**Exercises to complete**
**a.** Reproduce the passage of the health care text starting at "4. The keep" and ending at "Wish granted???".
**b.** Extend the health care discussion, picking up after its final sentence.

(Text shown)


    3. Waste/fraud/abuse is ALWAYS possible, but is substantially less likely. For instance, I had a dentist overcharge the insurance company $1000 and the insurance company never knew. He couldn’t have overcharged ME $1000. No way, no how. And if I cared about insurance companies, I’d have turned him in, but I don’t.

    4. You can’t worry about the people that will try to fritter away their account by finding ways of defrauding themselves. If someone figures out a way to use their MRSA debit card on a pair of sneakers, that’s their problem, not mine. Let them. Only if they are dipping into the MRSA overflow pool or their catastrophic insurance policy should anyone even bother to take a look at it. The incentive to defraud yourself is incredibly low compared to the incentive to defraud an insurance company.

    I hope this settles these questions for you. Although no plan could ever be perfect or flawless, I believe I can address every substantial flaw with a more reasonable answer than can the proponents of ObamaCare or single-payer.

    • azred

      1. Still skeptical, mostly because of the Obabble of how the savings will be had in his dream world.
      2. The fees that banks (or any other entity) will reduce a) the investment/interest yield on these accounts (Exante – my HSA management bank charges for keeping it, using it, so improvement is needed here). Competition hopefully would reduce these costs, but this is the trend of banks today – more and more fees to erode your return.
      3. True. But go in with eyes wide open. Just think identity theft, only now the nest eggs are much larger (on avg) for the individual target.
      4. The keep ahead of the Jones attitude is still alive and well, though it is taking a good dose of reality. I agree, you blow it, you lose. But safeguards have to be in place to ensure these idiots don’t a) create more pain for themselves than needed, and more importantly, b) that their stupidity does not equate to everybody else bailing them out (bleeding heart mentality).

      Overall I like it. But you will have to find two Grand Canyons to fill with the libs that will huff “over my dead body!”

      Wish granted???

(End Text shown)
(Recorded information)

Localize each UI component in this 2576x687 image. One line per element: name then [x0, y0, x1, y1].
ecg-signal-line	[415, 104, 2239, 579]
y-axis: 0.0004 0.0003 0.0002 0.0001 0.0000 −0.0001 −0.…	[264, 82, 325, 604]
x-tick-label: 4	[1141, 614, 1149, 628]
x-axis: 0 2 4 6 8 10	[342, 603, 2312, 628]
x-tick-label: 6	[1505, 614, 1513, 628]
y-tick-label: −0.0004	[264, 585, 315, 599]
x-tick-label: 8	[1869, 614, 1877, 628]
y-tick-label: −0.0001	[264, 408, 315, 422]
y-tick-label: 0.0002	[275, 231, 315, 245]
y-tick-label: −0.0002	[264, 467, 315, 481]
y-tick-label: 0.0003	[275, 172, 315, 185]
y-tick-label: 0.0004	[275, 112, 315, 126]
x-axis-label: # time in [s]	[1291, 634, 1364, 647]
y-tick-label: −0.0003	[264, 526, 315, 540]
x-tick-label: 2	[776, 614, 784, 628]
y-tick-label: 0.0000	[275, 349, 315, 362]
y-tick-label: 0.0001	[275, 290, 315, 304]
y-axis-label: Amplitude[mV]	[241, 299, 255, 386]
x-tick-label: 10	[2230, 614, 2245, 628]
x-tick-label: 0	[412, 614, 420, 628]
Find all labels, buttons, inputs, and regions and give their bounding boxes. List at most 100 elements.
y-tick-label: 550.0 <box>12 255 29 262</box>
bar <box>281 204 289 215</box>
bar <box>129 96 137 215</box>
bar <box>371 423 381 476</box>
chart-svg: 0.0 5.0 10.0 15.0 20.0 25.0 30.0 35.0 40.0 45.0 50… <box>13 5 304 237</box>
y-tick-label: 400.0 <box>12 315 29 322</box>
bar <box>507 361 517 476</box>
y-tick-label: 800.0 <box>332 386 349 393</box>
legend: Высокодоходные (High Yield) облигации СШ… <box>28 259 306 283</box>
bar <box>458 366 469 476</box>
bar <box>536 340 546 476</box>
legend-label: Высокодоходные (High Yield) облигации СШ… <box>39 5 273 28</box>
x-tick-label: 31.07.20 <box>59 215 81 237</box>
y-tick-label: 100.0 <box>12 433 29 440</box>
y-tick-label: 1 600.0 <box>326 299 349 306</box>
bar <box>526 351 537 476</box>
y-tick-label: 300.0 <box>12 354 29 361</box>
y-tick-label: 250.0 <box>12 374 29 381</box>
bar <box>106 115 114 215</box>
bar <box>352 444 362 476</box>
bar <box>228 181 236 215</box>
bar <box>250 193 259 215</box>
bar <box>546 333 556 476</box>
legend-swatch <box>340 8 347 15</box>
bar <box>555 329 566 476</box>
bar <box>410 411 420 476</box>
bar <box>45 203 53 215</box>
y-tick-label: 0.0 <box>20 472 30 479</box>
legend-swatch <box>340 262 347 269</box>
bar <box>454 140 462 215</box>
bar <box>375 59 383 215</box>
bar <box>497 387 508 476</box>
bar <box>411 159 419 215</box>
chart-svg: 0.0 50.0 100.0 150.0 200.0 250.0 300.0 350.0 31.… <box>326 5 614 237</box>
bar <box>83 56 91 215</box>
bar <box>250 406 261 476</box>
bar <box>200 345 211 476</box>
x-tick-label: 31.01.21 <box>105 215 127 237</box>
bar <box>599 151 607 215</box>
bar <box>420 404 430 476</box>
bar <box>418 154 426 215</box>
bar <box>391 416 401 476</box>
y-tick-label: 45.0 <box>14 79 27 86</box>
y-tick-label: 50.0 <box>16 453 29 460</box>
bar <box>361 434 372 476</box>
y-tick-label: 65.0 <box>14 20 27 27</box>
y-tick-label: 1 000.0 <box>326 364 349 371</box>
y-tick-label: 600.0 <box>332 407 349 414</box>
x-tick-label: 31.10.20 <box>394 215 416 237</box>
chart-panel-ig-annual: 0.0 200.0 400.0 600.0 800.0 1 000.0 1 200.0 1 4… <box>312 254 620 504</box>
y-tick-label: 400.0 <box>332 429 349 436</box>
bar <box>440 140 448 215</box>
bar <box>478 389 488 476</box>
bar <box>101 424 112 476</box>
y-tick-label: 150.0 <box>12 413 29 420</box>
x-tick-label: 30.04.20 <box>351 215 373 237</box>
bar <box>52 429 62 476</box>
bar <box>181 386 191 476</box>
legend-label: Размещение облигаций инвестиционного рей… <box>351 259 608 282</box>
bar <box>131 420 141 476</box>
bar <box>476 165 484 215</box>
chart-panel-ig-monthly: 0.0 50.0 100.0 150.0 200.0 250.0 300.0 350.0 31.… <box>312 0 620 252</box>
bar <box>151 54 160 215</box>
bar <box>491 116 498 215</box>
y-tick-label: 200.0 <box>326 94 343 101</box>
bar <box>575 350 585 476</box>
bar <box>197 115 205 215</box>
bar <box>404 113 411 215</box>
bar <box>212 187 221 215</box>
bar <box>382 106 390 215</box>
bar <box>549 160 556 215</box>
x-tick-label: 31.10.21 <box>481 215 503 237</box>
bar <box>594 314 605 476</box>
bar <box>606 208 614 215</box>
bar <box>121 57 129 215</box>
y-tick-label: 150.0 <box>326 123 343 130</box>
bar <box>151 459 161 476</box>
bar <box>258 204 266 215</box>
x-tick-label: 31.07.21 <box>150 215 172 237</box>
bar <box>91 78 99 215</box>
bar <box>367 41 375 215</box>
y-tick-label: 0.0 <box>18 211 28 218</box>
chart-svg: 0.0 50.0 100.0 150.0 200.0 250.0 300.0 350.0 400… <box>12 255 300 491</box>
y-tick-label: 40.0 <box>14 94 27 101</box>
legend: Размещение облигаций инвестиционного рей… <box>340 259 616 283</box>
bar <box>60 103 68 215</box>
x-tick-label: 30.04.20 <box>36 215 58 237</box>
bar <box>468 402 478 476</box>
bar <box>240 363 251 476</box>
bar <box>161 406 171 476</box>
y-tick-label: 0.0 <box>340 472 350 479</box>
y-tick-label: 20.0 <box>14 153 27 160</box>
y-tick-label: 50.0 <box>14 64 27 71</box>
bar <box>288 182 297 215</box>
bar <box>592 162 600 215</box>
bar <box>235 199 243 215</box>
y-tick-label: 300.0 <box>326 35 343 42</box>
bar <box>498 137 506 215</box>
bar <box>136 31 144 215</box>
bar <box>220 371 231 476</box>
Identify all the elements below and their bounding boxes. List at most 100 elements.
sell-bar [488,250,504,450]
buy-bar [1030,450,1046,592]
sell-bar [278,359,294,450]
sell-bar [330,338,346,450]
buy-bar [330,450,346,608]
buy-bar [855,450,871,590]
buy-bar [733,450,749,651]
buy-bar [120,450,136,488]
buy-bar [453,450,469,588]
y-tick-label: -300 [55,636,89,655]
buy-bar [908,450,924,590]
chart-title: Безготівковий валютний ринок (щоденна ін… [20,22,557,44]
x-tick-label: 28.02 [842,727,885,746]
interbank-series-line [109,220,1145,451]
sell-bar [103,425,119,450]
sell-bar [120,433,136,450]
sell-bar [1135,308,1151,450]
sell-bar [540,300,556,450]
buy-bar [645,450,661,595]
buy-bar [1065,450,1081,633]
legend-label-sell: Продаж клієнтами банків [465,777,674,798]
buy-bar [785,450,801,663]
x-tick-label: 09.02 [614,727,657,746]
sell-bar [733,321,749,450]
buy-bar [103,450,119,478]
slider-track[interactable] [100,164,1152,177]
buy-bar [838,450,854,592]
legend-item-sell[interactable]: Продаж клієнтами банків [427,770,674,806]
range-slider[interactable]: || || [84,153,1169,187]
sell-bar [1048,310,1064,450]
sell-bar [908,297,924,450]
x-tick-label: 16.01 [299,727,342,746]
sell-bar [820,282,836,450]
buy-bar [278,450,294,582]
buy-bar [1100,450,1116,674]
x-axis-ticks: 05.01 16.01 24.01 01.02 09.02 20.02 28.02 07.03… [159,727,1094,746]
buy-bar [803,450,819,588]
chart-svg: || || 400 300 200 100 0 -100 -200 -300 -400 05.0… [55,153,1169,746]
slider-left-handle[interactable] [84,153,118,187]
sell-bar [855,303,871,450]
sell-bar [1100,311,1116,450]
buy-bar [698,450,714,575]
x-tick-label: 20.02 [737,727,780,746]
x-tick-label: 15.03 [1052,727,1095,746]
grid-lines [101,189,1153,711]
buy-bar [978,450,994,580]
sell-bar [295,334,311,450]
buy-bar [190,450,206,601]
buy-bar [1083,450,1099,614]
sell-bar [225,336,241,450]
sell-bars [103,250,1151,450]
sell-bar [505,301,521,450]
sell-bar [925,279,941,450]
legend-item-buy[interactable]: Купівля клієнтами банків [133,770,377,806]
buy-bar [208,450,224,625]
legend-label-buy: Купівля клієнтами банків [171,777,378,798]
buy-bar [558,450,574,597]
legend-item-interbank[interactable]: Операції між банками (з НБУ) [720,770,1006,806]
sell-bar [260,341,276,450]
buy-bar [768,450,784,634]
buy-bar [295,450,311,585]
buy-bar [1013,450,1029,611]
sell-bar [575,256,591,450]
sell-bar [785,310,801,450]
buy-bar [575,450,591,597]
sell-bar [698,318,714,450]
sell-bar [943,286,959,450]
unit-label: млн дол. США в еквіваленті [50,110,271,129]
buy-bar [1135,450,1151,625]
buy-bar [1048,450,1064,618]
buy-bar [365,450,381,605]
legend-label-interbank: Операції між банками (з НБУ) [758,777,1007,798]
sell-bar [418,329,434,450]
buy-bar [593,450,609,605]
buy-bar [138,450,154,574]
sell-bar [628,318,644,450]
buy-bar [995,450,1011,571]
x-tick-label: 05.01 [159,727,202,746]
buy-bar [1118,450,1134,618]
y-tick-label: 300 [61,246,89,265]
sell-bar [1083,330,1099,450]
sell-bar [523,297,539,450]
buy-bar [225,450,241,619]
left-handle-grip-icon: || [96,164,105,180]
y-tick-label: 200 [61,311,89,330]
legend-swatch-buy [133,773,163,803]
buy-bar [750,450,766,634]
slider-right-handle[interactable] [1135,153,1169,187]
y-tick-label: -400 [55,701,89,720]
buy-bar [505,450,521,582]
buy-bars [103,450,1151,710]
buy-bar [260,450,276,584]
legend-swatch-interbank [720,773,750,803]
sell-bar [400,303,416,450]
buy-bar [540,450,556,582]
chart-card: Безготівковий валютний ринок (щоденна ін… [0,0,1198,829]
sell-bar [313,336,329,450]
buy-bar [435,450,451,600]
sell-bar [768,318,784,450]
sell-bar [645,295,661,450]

(End Recorded information)

**Exercise answers**
**a.**
4. The keep ahead of the Jones attitude is still alive and well, though it is taking a good dose of reality. I agree, you blow it, you lose. But safeguards have to be in place to ensure these idiots don’t a) create more pain for themselves than needed, and more importantly, b) that their stupidity does not equate to everybody else bailing them out (bleeding heart mentality).

      Overall I like it. But you will have to find two Grand Canyons to fill with the libs that will huff “over my dead body!”

      Wish granted???

**b.**
  • john_ashman

    If you look at the cost of elective, often cash paid, surgeries, they’ve dropped substantially even as other surgeries have exploded in cost. Many heart surgeries are now as routine as a boob job (and seemingly no more dangerous), but cost 10 or 20 times as much. Eye surgeries are down in price. Plastic surgery of all kinds. If you look at the PATMOS concept, they are charging half of what other doctors charge, even less than half, purely due to the cost savings of cash. Now imagine this on a broader scale. It is incredible what Dr Berry saves his patients per year.

    Hopefully, there will be such a desire to hold these accounts that the fees will drop to near zero, but even at several $hundred per year, it would have an administration cost that is less than Medicare and Social Security, one of the vaunted attributes of single payer.

    As for fraud, it would be easy to put delays into the system so that you are notified via e-mail or phone text every time a transaction is registered and giving you 24-48 hours to block the transaction if it is fraudulent. This type of system is now in place at some banks. I get a text every time a check clears, for instance.

  • john_ashman

    HI FT,

    In essence, the MRSA IS a USA account,though your name is certainly better and more sellable than one that coincides with a germ. It would allow you to use it for your child’s education, your education, downpayment on a house, a jobless event, etc. It would simply require that you ask the managing bank to grant you a temporary waiver or specialized debit card or check for the use. I think the main difference is how the money gets in. With mine, it is not a tax deduction, but a 100% diversion of all or much of your tax bill to the account.

    On another subject, I’ll be interested to see what you think of my Contract with America II as it parallels your 14 point plan in a very coherent fashion. I believe mine also has 13 or 14 points, rather than the original 10.